[BEGIN DATA SECTION]

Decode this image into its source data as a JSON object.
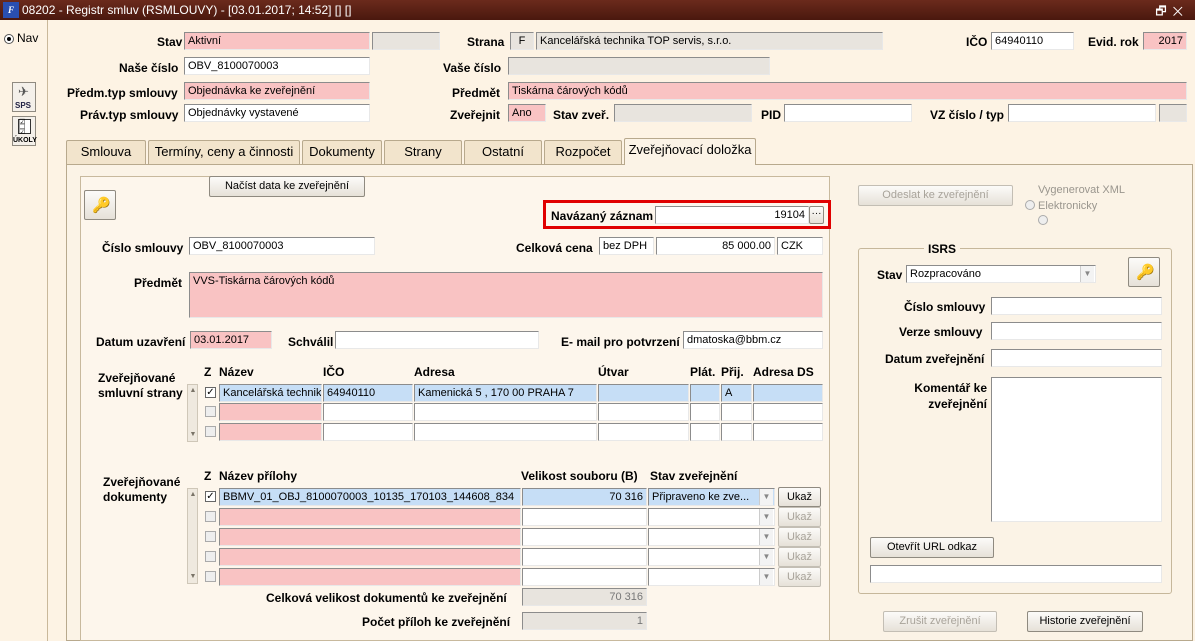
{
  "window": {
    "title": "08202 - Registr smluv (RSMLOUVY) - [03.01.2017; 14:52] [] []",
    "app_icon_text": "F"
  },
  "leftbar": {
    "nav_label": "Nav",
    "sps_label": "SPS",
    "ukoly_label": "ÚKOLY"
  },
  "header": {
    "stav_label": "Stav",
    "stav_value": "Aktivní",
    "strana_label": "Strana",
    "strana_code": "F",
    "strana_name": "Kancelářská technika TOP servis, s.r.o.",
    "ico_label": "IČO",
    "ico_value": "64940110",
    "evid_rok_label": "Evid. rok",
    "evid_rok_value": "2017",
    "nase_cislo_label": "Naše číslo",
    "nase_cislo_value": "OBV_8100070003",
    "vase_cislo_label": "Vaše číslo",
    "vase_cislo_value": "",
    "predm_typ_label": "Předm.typ smlouvy",
    "predm_typ_value": "Objednávka ke zveřejnění",
    "predmet_label": "Předmět",
    "predmet_value": "Tiskárna čárových kódů",
    "prav_typ_label": "Práv.typ smlouvy",
    "prav_typ_value": "Objednávky vystavené",
    "zverejnit_label": "Zveřejnit",
    "zverejnit_value": "Ano",
    "stav_zver_label": "Stav zveř.",
    "stav_zver_value": "",
    "pid_label": "PID",
    "pid_value": "",
    "vz_label": "VZ číslo / typ",
    "vz_value": ""
  },
  "tabs": [
    {
      "label": "Smlouva"
    },
    {
      "label": "Termíny, ceny a činnosti"
    },
    {
      "label": "Dokumenty"
    },
    {
      "label": "Strany"
    },
    {
      "label": "Ostatní"
    },
    {
      "label": "Rozpočet"
    },
    {
      "label": "Zveřejňovací doložka"
    }
  ],
  "main": {
    "load_button": "Načíst data ke zveřejnění",
    "navazany_label": "Navázaný záznam",
    "navazany_value": "19104",
    "ellipsis": "···",
    "cislo_smlouvy_label": "Číslo smlouvy",
    "cislo_smlouvy_value": "OBV_8100070003",
    "celkova_cena_label": "Celková cena",
    "cena_typ": "bez DPH",
    "cena_value": "85 000.00",
    "mena": "CZK",
    "predmet_label": "Předmět",
    "predmet_value": "VVS-Tiskárna čárových kódů",
    "datum_label": "Datum uzavření",
    "datum_value": "03.01.2017",
    "schvalil_label": "Schválil",
    "schvalil_value": "",
    "email_label": "E- mail pro potvrzení",
    "email_value": "dmatoska@bbm.cz",
    "strany_section_label": "Zveřejňované smluvní strany",
    "strany_headers": {
      "z": "Z",
      "nazev": "Název",
      "ico": "IČO",
      "adresa": "Adresa",
      "utvar": "Útvar",
      "plat": "Plát.",
      "prij": "Přij.",
      "adresa_ds": "Adresa DS"
    },
    "strany_rows": [
      {
        "nazev": "Kancelářská technika",
        "ico": "64940110",
        "adresa": "Kamenická 5 , 170 00 PRAHA 7",
        "utvar": "",
        "plat": "",
        "prij": "A",
        "adresa_ds": ""
      },
      {
        "nazev": "",
        "ico": "",
        "adresa": "",
        "utvar": "",
        "plat": "",
        "prij": "",
        "adresa_ds": ""
      },
      {
        "nazev": "",
        "ico": "",
        "adresa": "",
        "utvar": "",
        "plat": "",
        "prij": "",
        "adresa_ds": ""
      }
    ],
    "dokumenty_section_label": "Zveřejňované dokumenty",
    "dokumenty_headers": {
      "z": "Z",
      "nazev": "Název přílohy",
      "velikost": "Velikost souboru (B)",
      "stav": "Stav zveřejnění"
    },
    "dokumenty_rows": [
      {
        "nazev": "BBMV_01_OBJ_8100070003_10135_170103_144608_834",
        "velikost": "70 316",
        "stav": "Připraveno ke zve..."
      },
      {
        "nazev": "",
        "velikost": "",
        "stav": ""
      },
      {
        "nazev": "",
        "velikost": "",
        "stav": ""
      },
      {
        "nazev": "",
        "velikost": "",
        "stav": ""
      },
      {
        "nazev": "",
        "velikost": "",
        "stav": ""
      }
    ],
    "ukaz_label": "Ukaž",
    "celkova_velikost_label": "Celková velikost dokumentů ke zveřejnění",
    "celkova_velikost_value": "70 316",
    "pocet_priloh_label": "Počet příloh ke zveřejnění",
    "pocet_priloh_value": "1"
  },
  "right": {
    "odeslat_button": "Odeslat ke zveřejnění",
    "vygenerovat_label": "Vygenerovat XML",
    "elektronicky_label": "Elektronicky",
    "isrs_title": "ISRS",
    "stav_label": "Stav",
    "stav_value": "Rozpracováno",
    "cislo_smlouvy_label": "Číslo smlouvy",
    "cislo_smlouvy_value": "",
    "verze_label": "Verze smlouvy",
    "verze_value": "",
    "datum_zver_label": "Datum zveřejnění",
    "datum_zver_value": "",
    "komentar_label": "Komentář ke zveřejnění",
    "komentar_value": "",
    "otevrit_url_button": "Otevřít URL odkaz",
    "url_value": "",
    "zrusit_button": "Zrušit zveřejnění",
    "historie_button": "Historie zveřejnění"
  },
  "colors": {
    "required": "#f9c3c3",
    "selected_row": "#c6def6",
    "highlight": "#e00000",
    "titlebar": "#5a1f14"
  }
}
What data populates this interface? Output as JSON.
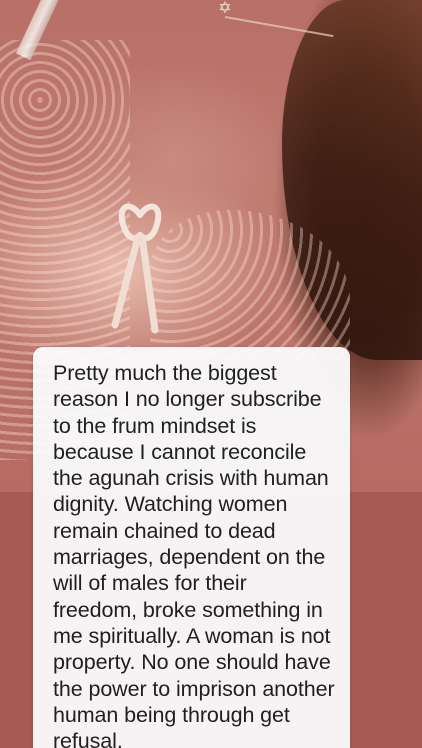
{
  "story": {
    "background_color": "#a75a55",
    "photo": {
      "icons": {
        "pendant": "star-of-david-icon",
        "bow": "ribbon-bow-icon"
      }
    },
    "card": {
      "background_color": "#fafafb",
      "text_color": "#1f1f1f",
      "text": "Pretty much the biggest reason I no longer subscribe to the frum mindset is because I cannot reconcile the agunah crisis with human dignity. Watching women remain chained to dead marriages, dependent on the will of males for their freedom, broke something in me spiritually. A woman is not property. No one should have the power to imprison another human being through get refusal."
    }
  }
}
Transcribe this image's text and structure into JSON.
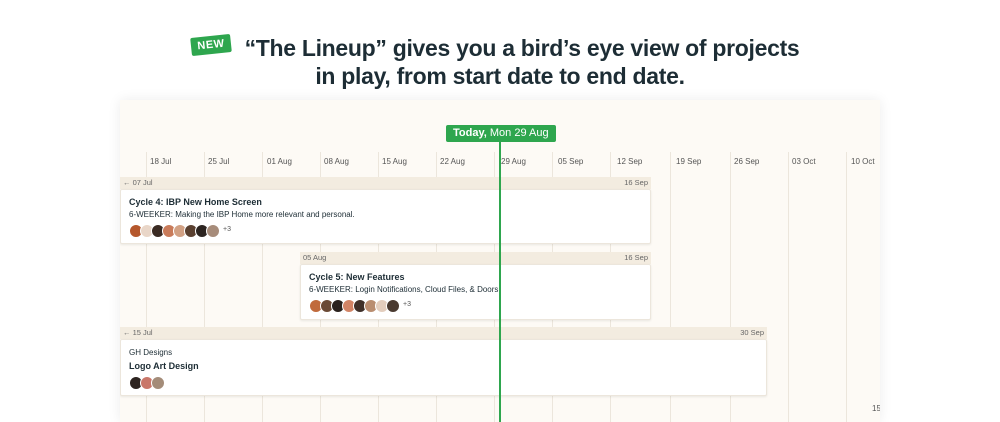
{
  "badge": {
    "label": "NEW"
  },
  "headline": {
    "line1": "“The Lineup” gives you a bird’s eye view of projects",
    "line2": "in play, from start date to end date."
  },
  "timeline": {
    "today": {
      "label": "Today,",
      "date": "Mon 29 Aug"
    },
    "dates": [
      "18 Jul",
      "25 Jul",
      "01 Aug",
      "08 Aug",
      "15 Aug",
      "22 Aug",
      "29 Aug",
      "05 Sep",
      "12 Sep",
      "19 Sep",
      "26 Sep",
      "03 Oct",
      "10 Oct"
    ],
    "edge_label": "15"
  },
  "cards": [
    {
      "range_start": "← 07 Jul",
      "range_end": "16 Sep",
      "group": "",
      "title": "Cycle 4: IBP New Home Screen",
      "description": "6-WEEKER: Making the IBP Home more relevant and personal.",
      "avatar_colors": [
        "#b5572c",
        "#e9d6c8",
        "#3a2a22",
        "#c97b5a",
        "#d2a184",
        "#5a4030",
        "#2c2420",
        "#a78c7a"
      ],
      "more": "+3"
    },
    {
      "range_start": "05 Aug",
      "range_end": "16 Sep",
      "group": "",
      "title": "Cycle 5: New Features",
      "description": "6-WEEKER: Login Notifications, Cloud Files, & Doors.",
      "avatar_colors": [
        "#c06a3c",
        "#6b4a36",
        "#2a211d",
        "#d28466",
        "#3f3029",
        "#b98d70",
        "#e3cdbd",
        "#4a3a30"
      ],
      "more": "+3"
    },
    {
      "range_start": "← 15 Jul",
      "range_end": "30 Sep",
      "group": "GH Designs",
      "title": "Logo Art Design",
      "description": "",
      "avatar_colors": [
        "#2d2420",
        "#c9776a",
        "#a48c79"
      ],
      "more": ""
    }
  ]
}
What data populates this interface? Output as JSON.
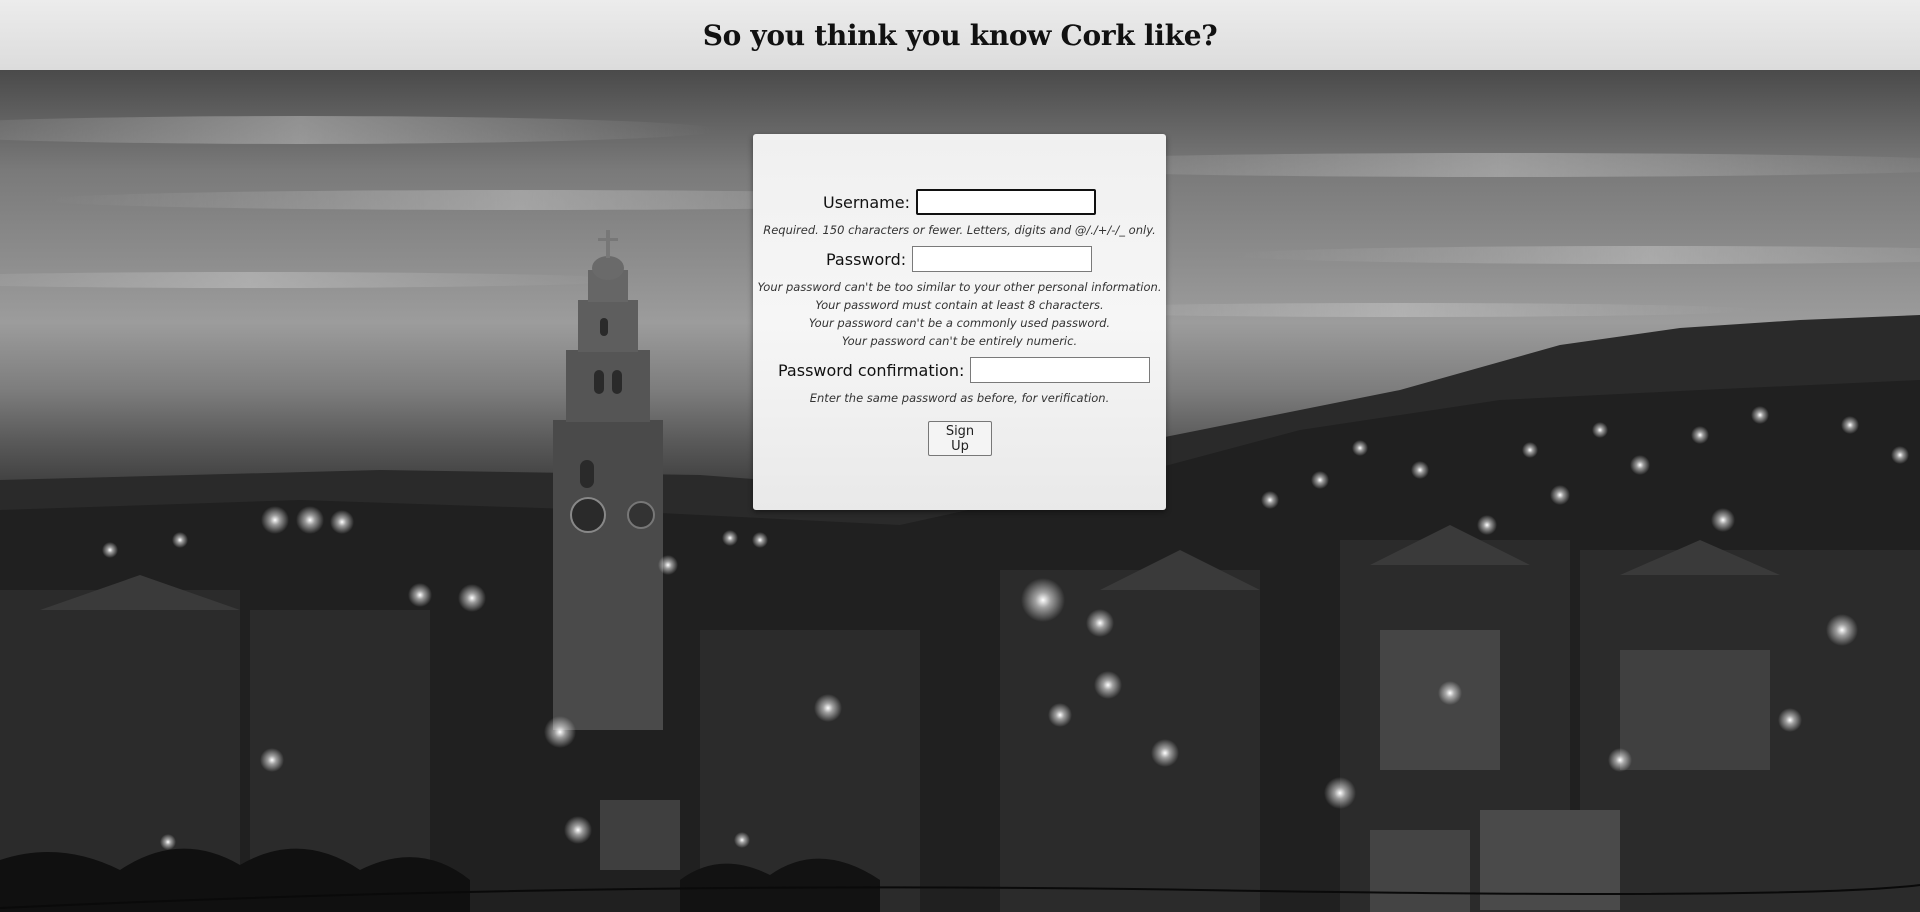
{
  "header": {
    "title": "So you think you know Cork like?"
  },
  "form": {
    "username": {
      "label": "Username:",
      "value": "",
      "help": "Required. 150 characters or fewer. Letters, digits and @/./+/-/_ only."
    },
    "password": {
      "label": "Password:",
      "value": "",
      "help": [
        "Your password can't be too similar to your other personal information.",
        "Your password must contain at least 8 characters.",
        "Your password can't be a commonly used password.",
        "Your password can't be entirely numeric."
      ]
    },
    "password_confirmation": {
      "label": "Password confirmation:",
      "value": "",
      "help": "Enter the same password as before, for verification."
    },
    "submit_label": "Sign Up"
  },
  "colors": {
    "header_bg": "#e4e4e4",
    "card_bg": "#f3f3f3",
    "text": "#111111"
  }
}
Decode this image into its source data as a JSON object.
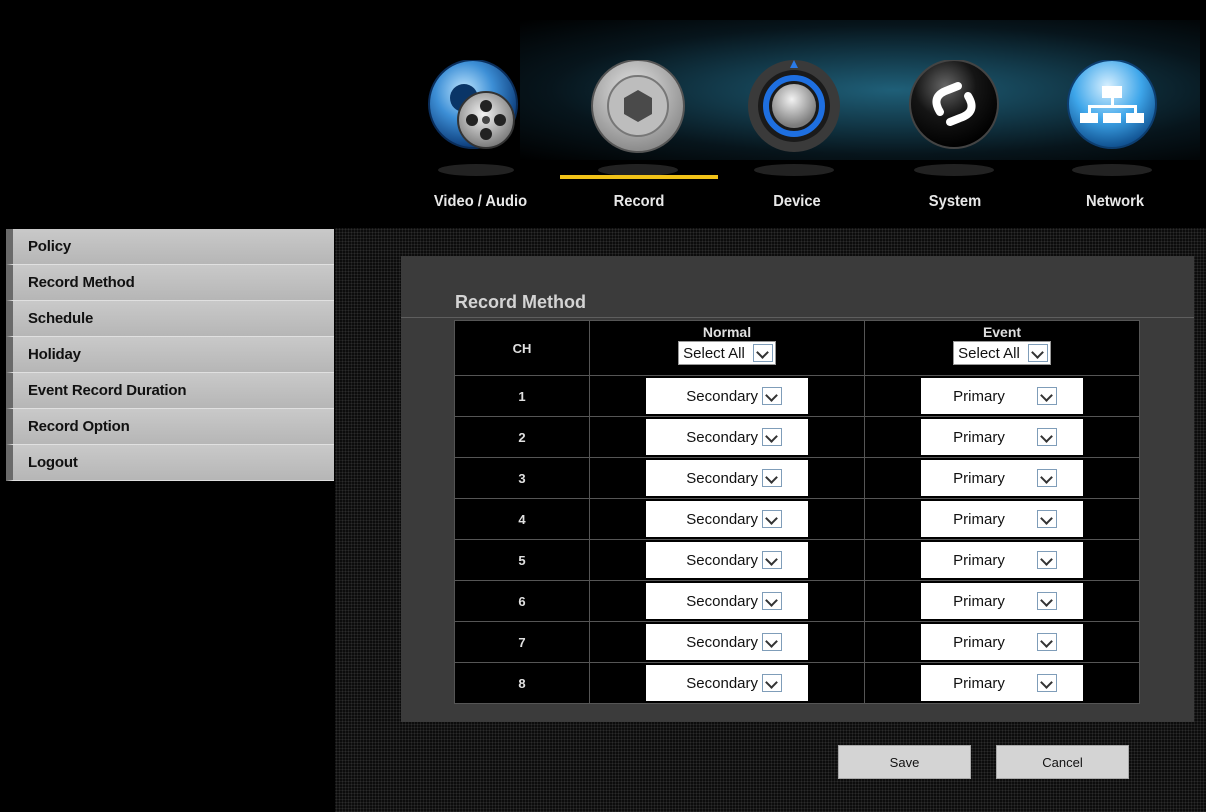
{
  "nav": {
    "items": [
      {
        "label": "Video / Audio",
        "icon": "video-audio-icon"
      },
      {
        "label": "Record",
        "icon": "record-icon"
      },
      {
        "label": "Device",
        "icon": "device-icon"
      },
      {
        "label": "System",
        "icon": "system-icon"
      },
      {
        "label": "Network",
        "icon": "network-icon"
      }
    ],
    "active": "Record",
    "active_color": "#f2c318"
  },
  "sidebar": {
    "items": [
      {
        "label": "Policy"
      },
      {
        "label": "Record Method"
      },
      {
        "label": "Schedule"
      },
      {
        "label": "Holiday"
      },
      {
        "label": "Event Record Duration"
      },
      {
        "label": "Record Option"
      },
      {
        "label": "Logout"
      }
    ]
  },
  "main": {
    "title": "Record Method",
    "columns": {
      "ch": "CH",
      "normal": "Normal",
      "event": "Event"
    },
    "select_all": {
      "normal": "Select All",
      "event": "Select All"
    },
    "rows": [
      {
        "ch": "1",
        "normal": "Secondary",
        "event": "Primary"
      },
      {
        "ch": "2",
        "normal": "Secondary",
        "event": "Primary"
      },
      {
        "ch": "3",
        "normal": "Secondary",
        "event": "Primary"
      },
      {
        "ch": "4",
        "normal": "Secondary",
        "event": "Primary"
      },
      {
        "ch": "5",
        "normal": "Secondary",
        "event": "Primary"
      },
      {
        "ch": "6",
        "normal": "Secondary",
        "event": "Primary"
      },
      {
        "ch": "7",
        "normal": "Secondary",
        "event": "Primary"
      },
      {
        "ch": "8",
        "normal": "Secondary",
        "event": "Primary"
      }
    ]
  },
  "buttons": {
    "save": "Save",
    "cancel": "Cancel"
  }
}
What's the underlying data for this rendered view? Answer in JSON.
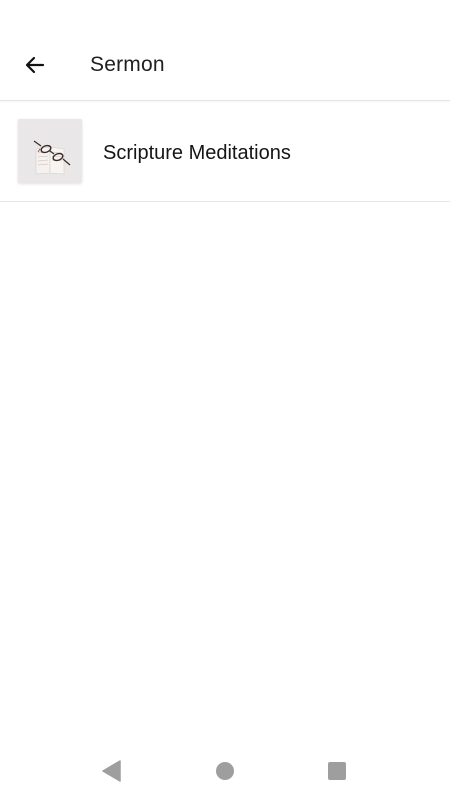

[END DATA SECTION]

How many of the listing's lines contain "Tiskárna"? Respond with a single number and nothing else.

2